§ **Data for the task**
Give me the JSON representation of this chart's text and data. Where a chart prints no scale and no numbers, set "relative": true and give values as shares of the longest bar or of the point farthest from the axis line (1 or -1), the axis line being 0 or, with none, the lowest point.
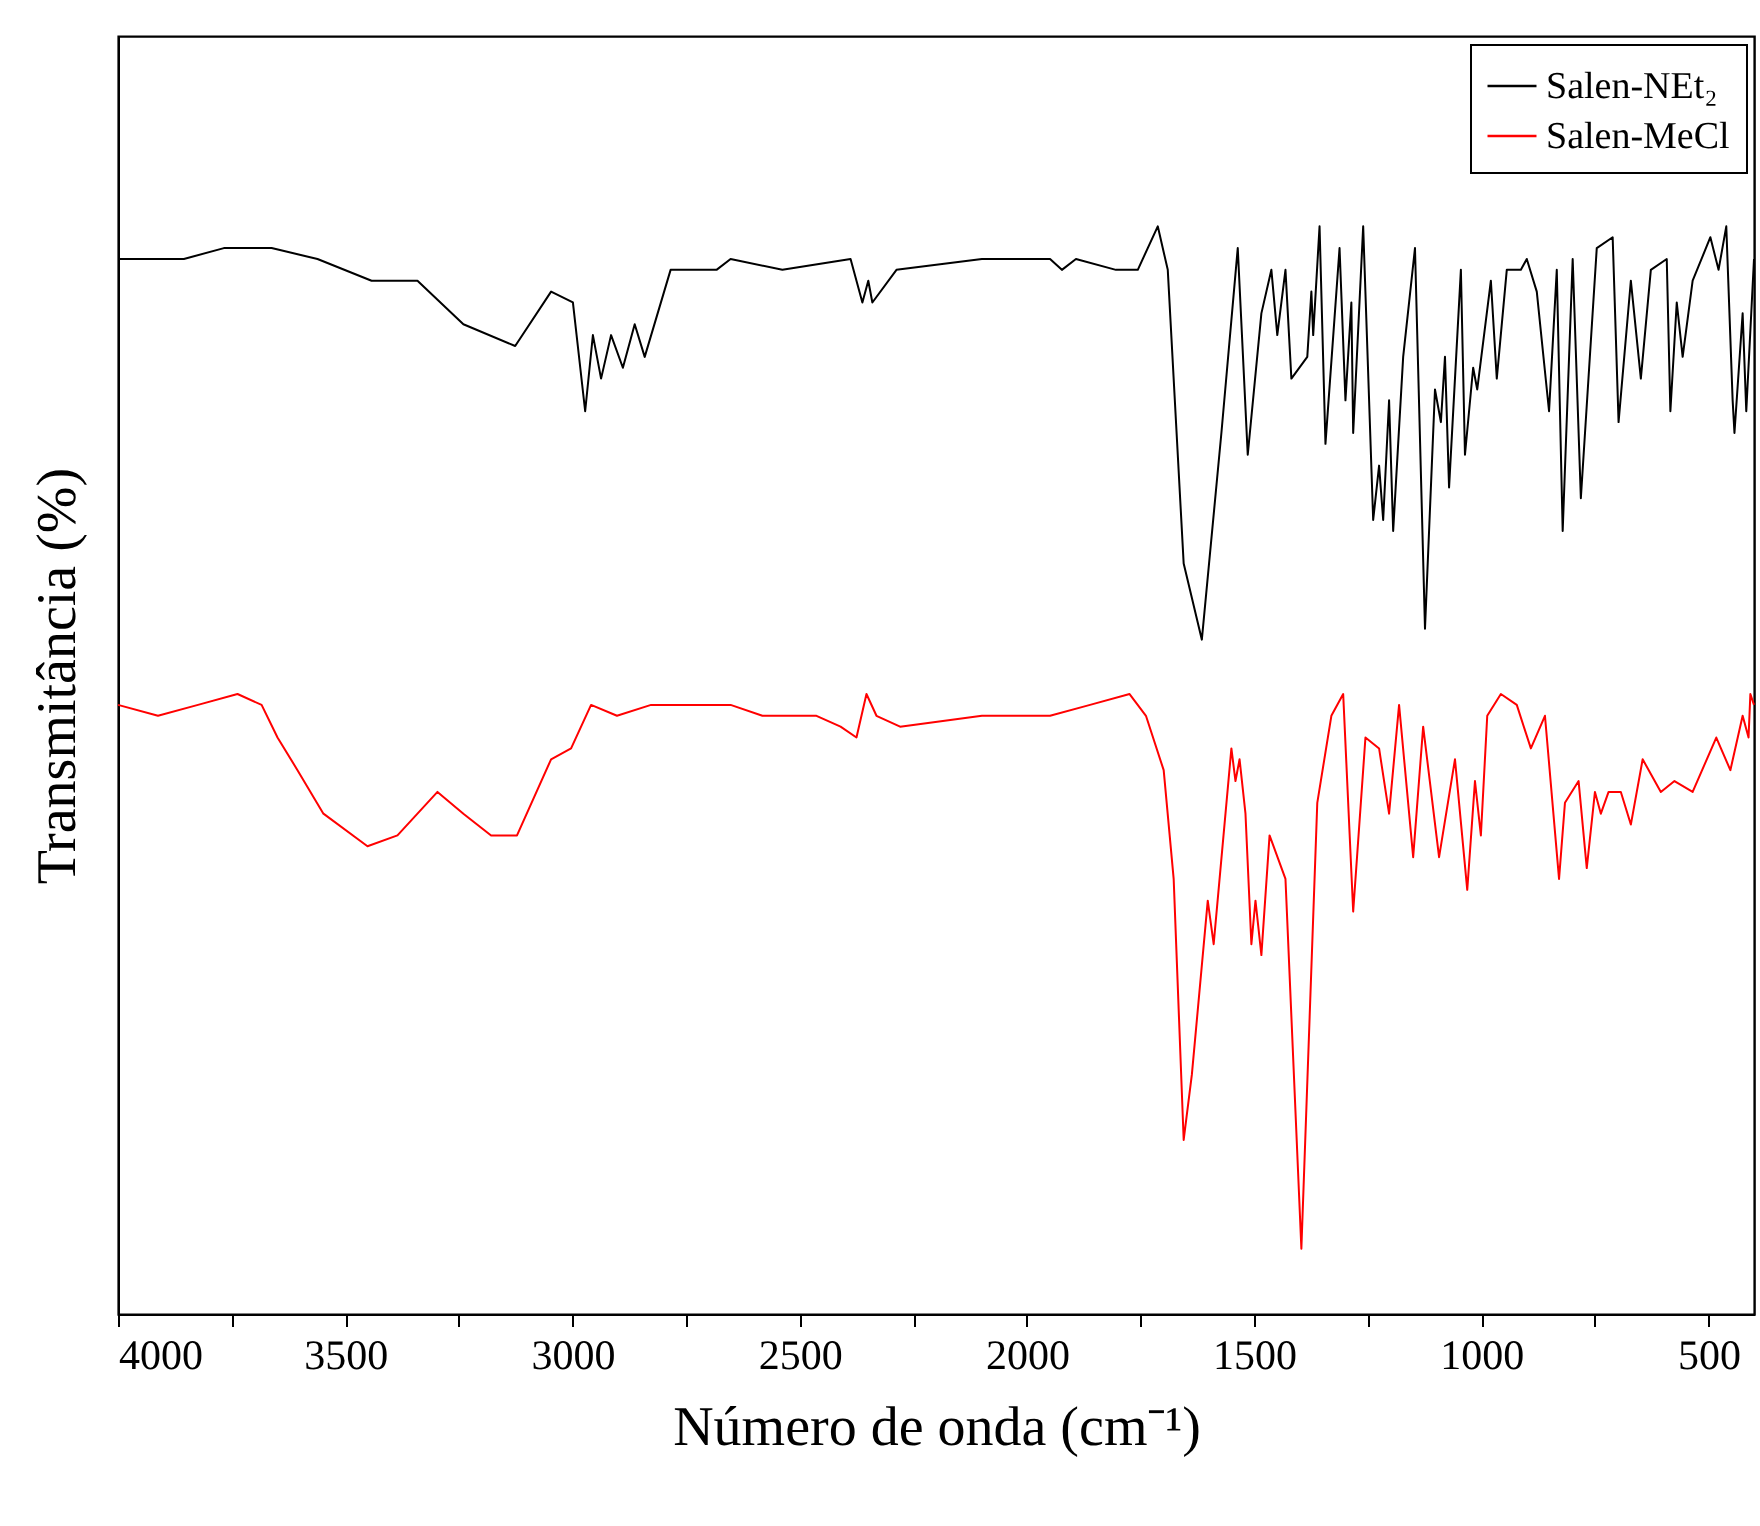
{
  "chart_data": {
    "type": "line",
    "relative": true,
    "xlabel": "Número de onda (cm⁻¹)",
    "ylabel": "Transmitância (%)",
    "xlim": [
      4000,
      400
    ],
    "xticks": [
      4000,
      {
        "value": 3750,
        "label": null
      },
      3500,
      {
        "value": 3250,
        "label": null
      },
      3000,
      {
        "value": 2750,
        "label": null
      },
      2500,
      {
        "value": 2250,
        "label": null
      },
      2000,
      {
        "value": 1750,
        "label": null
      },
      1500,
      {
        "value": 1250,
        "label": null
      },
      1000,
      {
        "value": 750,
        "label": null
      },
      500
    ],
    "legend": "top right",
    "grid": false,
    "marker": "none",
    "line_style": "solid",
    "series": [
      {
        "name": "Salen-NEt₂",
        "color": "#000000",
        "x": [
          4000,
          3912,
          3855,
          3767,
          3662,
          3561,
          3442,
          3341,
          3240,
          3126,
          3047,
          2999,
          2972,
          2955,
          2937,
          2915,
          2889,
          2863,
          2841,
          2784,
          2683,
          2652,
          2538,
          2388,
          2362,
          2349,
          2340,
          2287,
          2099,
          1949,
          1923,
          1892,
          1804,
          1756,
          1712,
          1690,
          1655,
          1615,
          1572,
          1536,
          1514,
          1484,
          1462,
          1449,
          1431,
          1418,
          1383,
          1374,
          1370,
          1356,
          1343,
          1312,
          1299,
          1286,
          1282,
          1260,
          1238,
          1225,
          1216,
          1203,
          1194,
          1172,
          1146,
          1124,
          1102,
          1089,
          1080,
          1071,
          1045,
          1036,
          1018,
          1009,
          979,
          966,
          944,
          913,
          900,
          878,
          851,
          834,
          821,
          799,
          781,
          746,
          711,
          698,
          671,
          649,
          627,
          592,
          584,
          570,
          557,
          535,
          496,
          478,
          461,
          447,
          443,
          425,
          417,
          400
        ],
        "values": [
          0.97,
          0.97,
          0.97,
          0.98,
          0.98,
          0.97,
          0.95,
          0.95,
          0.91,
          0.89,
          0.94,
          0.93,
          0.83,
          0.9,
          0.86,
          0.9,
          0.87,
          0.91,
          0.88,
          0.96,
          0.96,
          0.97,
          0.96,
          0.97,
          0.93,
          0.95,
          0.93,
          0.96,
          0.97,
          0.97,
          0.96,
          0.97,
          0.96,
          0.96,
          1.0,
          0.96,
          0.69,
          0.62,
          0.81,
          0.98,
          0.79,
          0.92,
          0.96,
          0.9,
          0.96,
          0.86,
          0.88,
          0.94,
          0.9,
          1.0,
          0.8,
          0.98,
          0.84,
          0.93,
          0.81,
          1.0,
          0.73,
          0.78,
          0.73,
          0.84,
          0.72,
          0.88,
          0.98,
          0.63,
          0.85,
          0.82,
          0.88,
          0.76,
          0.96,
          0.79,
          0.87,
          0.85,
          0.95,
          0.86,
          0.96,
          0.96,
          0.97,
          0.94,
          0.83,
          0.96,
          0.72,
          0.97,
          0.75,
          0.98,
          0.99,
          0.82,
          0.95,
          0.86,
          0.96,
          0.97,
          0.83,
          0.93,
          0.88,
          0.95,
          0.99,
          0.96,
          1.0,
          0.84,
          0.81,
          0.92,
          0.83,
          0.97
        ]
      },
      {
        "name": "Salen-MeCl",
        "color": "#ff0000",
        "x": [
          4000,
          3912,
          3824,
          3737,
          3684,
          3649,
          3605,
          3548,
          3451,
          3385,
          3297,
          3240,
          3179,
          3122,
          3047,
          3003,
          2959,
          2902,
          2827,
          2792,
          2652,
          2582,
          2463,
          2410,
          2375,
          2353,
          2331,
          2279,
          2099,
          1949,
          1861,
          1774,
          1738,
          1699,
          1677,
          1655,
          1637,
          1602,
          1589,
          1550,
          1541,
          1532,
          1519,
          1506,
          1497,
          1484,
          1466,
          1431,
          1396,
          1361,
          1330,
          1304,
          1282,
          1255,
          1225,
          1203,
          1181,
          1150,
          1128,
          1093,
          1058,
          1031,
          1014,
          1001,
          987,
          957,
          922,
          891,
          860,
          829,
          816,
          786,
          768,
          750,
          737,
          720,
          693,
          671,
          645,
          605,
          575,
          535,
          483,
          452,
          425,
          412,
          408,
          400
        ],
        "values": [
          0.56,
          0.55,
          0.56,
          0.57,
          0.56,
          0.53,
          0.5,
          0.46,
          0.43,
          0.44,
          0.48,
          0.46,
          0.44,
          0.44,
          0.51,
          0.52,
          0.56,
          0.55,
          0.56,
          0.56,
          0.56,
          0.55,
          0.55,
          0.54,
          0.53,
          0.57,
          0.55,
          0.54,
          0.55,
          0.55,
          0.56,
          0.57,
          0.55,
          0.5,
          0.4,
          0.16,
          0.22,
          0.38,
          0.34,
          0.52,
          0.49,
          0.51,
          0.46,
          0.34,
          0.38,
          0.33,
          0.44,
          0.4,
          0.06,
          0.47,
          0.55,
          0.57,
          0.37,
          0.53,
          0.52,
          0.46,
          0.56,
          0.42,
          0.54,
          0.42,
          0.51,
          0.39,
          0.49,
          0.44,
          0.55,
          0.57,
          0.56,
          0.52,
          0.55,
          0.4,
          0.47,
          0.49,
          0.41,
          0.48,
          0.46,
          0.48,
          0.48,
          0.45,
          0.51,
          0.48,
          0.49,
          0.48,
          0.53,
          0.5,
          0.55,
          0.53,
          0.57,
          0.56
        ]
      }
    ]
  }
}
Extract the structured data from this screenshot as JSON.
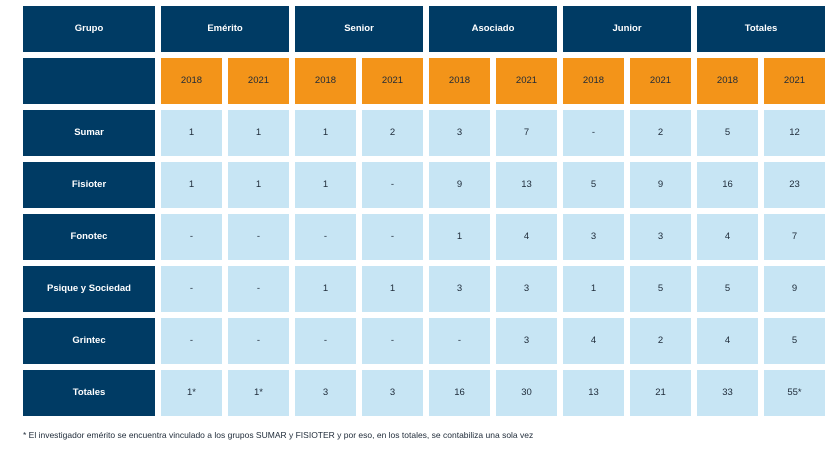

§ **Your objective**
Each entry shown above must be quoted exactly, with its pictures left out.

§ **Task answer**
Give me the JSON representation of this chart's text and data. Where a chart prints no scale and no numbers, set "relative": true and give values as shares of the longest bar or of the point farthest from the axis line (1 or -1), the axis line being 0 or, with none, the lowest point.
{
  "chart_data": {
    "type": "line",
    "relative": true,
    "xlabel": "Número de onda (cm⁻¹)",
    "ylabel": "Transmitância (%)",
    "xlim": [
      4000,
      400
    ],
    "xticks": [
      4000,
      {
        "value": 3750,
        "label": null
      },
      3500,
      {
        "value": 3250,
        "label": null
      },
      3000,
      {
        "value": 2750,
        "label": null
      },
      2500,
      {
        "value": 2250,
        "label": null
      },
      2000,
      {
        "value": 1750,
        "label": null
      },
      1500,
      {
        "value": 1250,
        "label": null
      },
      1000,
      {
        "value": 750,
        "label": null
      },
      500
    ],
    "legend": "top right",
    "grid": false,
    "marker": "none",
    "line_style": "solid",
    "series": [
      {
        "name": "Salen-NEt₂",
        "color": "#000000",
        "x": [
          4000,
          3912,
          3855,
          3767,
          3662,
          3561,
          3442,
          3341,
          3240,
          3126,
          3047,
          2999,
          2972,
          2955,
          2937,
          2915,
          2889,
          2863,
          2841,
          2784,
          2683,
          2652,
          2538,
          2388,
          2362,
          2349,
          2340,
          2287,
          2099,
          1949,
          1923,
          1892,
          1804,
          1756,
          1712,
          1690,
          1655,
          1615,
          1572,
          1536,
          1514,
          1484,
          1462,
          1449,
          1431,
          1418,
          1383,
          1374,
          1370,
          1356,
          1343,
          1312,
          1299,
          1286,
          1282,
          1260,
          1238,
          1225,
          1216,
          1203,
          1194,
          1172,
          1146,
          1124,
          1102,
          1089,
          1080,
          1071,
          1045,
          1036,
          1018,
          1009,
          979,
          966,
          944,
          913,
          900,
          878,
          851,
          834,
          821,
          799,
          781,
          746,
          711,
          698,
          671,
          649,
          627,
          592,
          584,
          570,
          557,
          535,
          496,
          478,
          461,
          447,
          443,
          425,
          417,
          400
        ],
        "values": [
          0.97,
          0.97,
          0.97,
          0.98,
          0.98,
          0.97,
          0.95,
          0.95,
          0.91,
          0.89,
          0.94,
          0.93,
          0.83,
          0.9,
          0.86,
          0.9,
          0.87,
          0.91,
          0.88,
          0.96,
          0.96,
          0.97,
          0.96,
          0.97,
          0.93,
          0.95,
          0.93,
          0.96,
          0.97,
          0.97,
          0.96,
          0.97,
          0.96,
          0.96,
          1.0,
          0.96,
          0.69,
          0.62,
          0.81,
          0.98,
          0.79,
          0.92,
          0.96,
          0.9,
          0.96,
          0.86,
          0.88,
          0.94,
          0.9,
          1.0,
          0.8,
          0.98,
          0.84,
          0.93,
          0.81,
          1.0,
          0.73,
          0.78,
          0.73,
          0.84,
          0.72,
          0.88,
          0.98,
          0.63,
          0.85,
          0.82,
          0.88,
          0.76,
          0.96,
          0.79,
          0.87,
          0.85,
          0.95,
          0.86,
          0.96,
          0.96,
          0.97,
          0.94,
          0.83,
          0.96,
          0.72,
          0.97,
          0.75,
          0.98,
          0.99,
          0.82,
          0.95,
          0.86,
          0.96,
          0.97,
          0.83,
          0.93,
          0.88,
          0.95,
          0.99,
          0.96,
          1.0,
          0.84,
          0.81,
          0.92,
          0.83,
          0.97
        ]
      },
      {
        "name": "Salen-MeCl",
        "color": "#ff0000",
        "x": [
          4000,
          3912,
          3824,
          3737,
          3684,
          3649,
          3605,
          3548,
          3451,
          3385,
          3297,
          3240,
          3179,
          3122,
          3047,
          3003,
          2959,
          2902,
          2827,
          2792,
          2652,
          2582,
          2463,
          2410,
          2375,
          2353,
          2331,
          2279,
          2099,
          1949,
          1861,
          1774,
          1738,
          1699,
          1677,
          1655,
          1637,
          1602,
          1589,
          1550,
          1541,
          1532,
          1519,
          1506,
          1497,
          1484,
          1466,
          1431,
          1396,
          1361,
          1330,
          1304,
          1282,
          1255,
          1225,
          1203,
          1181,
          1150,
          1128,
          1093,
          1058,
          1031,
          1014,
          1001,
          987,
          957,
          922,
          891,
          860,
          829,
          816,
          786,
          768,
          750,
          737,
          720,
          693,
          671,
          645,
          605,
          575,
          535,
          483,
          452,
          425,
          412,
          408,
          400
        ],
        "values": [
          0.56,
          0.55,
          0.56,
          0.57,
          0.56,
          0.53,
          0.5,
          0.46,
          0.43,
          0.44,
          0.48,
          0.46,
          0.44,
          0.44,
          0.51,
          0.52,
          0.56,
          0.55,
          0.56,
          0.56,
          0.56,
          0.55,
          0.55,
          0.54,
          0.53,
          0.57,
          0.55,
          0.54,
          0.55,
          0.55,
          0.56,
          0.57,
          0.55,
          0.5,
          0.4,
          0.16,
          0.22,
          0.38,
          0.34,
          0.52,
          0.49,
          0.51,
          0.46,
          0.34,
          0.38,
          0.33,
          0.44,
          0.4,
          0.06,
          0.47,
          0.55,
          0.57,
          0.37,
          0.53,
          0.52,
          0.46,
          0.56,
          0.42,
          0.54,
          0.42,
          0.51,
          0.39,
          0.49,
          0.44,
          0.55,
          0.57,
          0.56,
          0.52,
          0.55,
          0.4,
          0.47,
          0.49,
          0.41,
          0.48,
          0.46,
          0.48,
          0.48,
          0.45,
          0.51,
          0.48,
          0.49,
          0.48,
          0.53,
          0.5,
          0.55,
          0.53,
          0.57,
          0.56
        ]
      }
    ]
  }
}
Extract the structured data from this screenshot as JSON.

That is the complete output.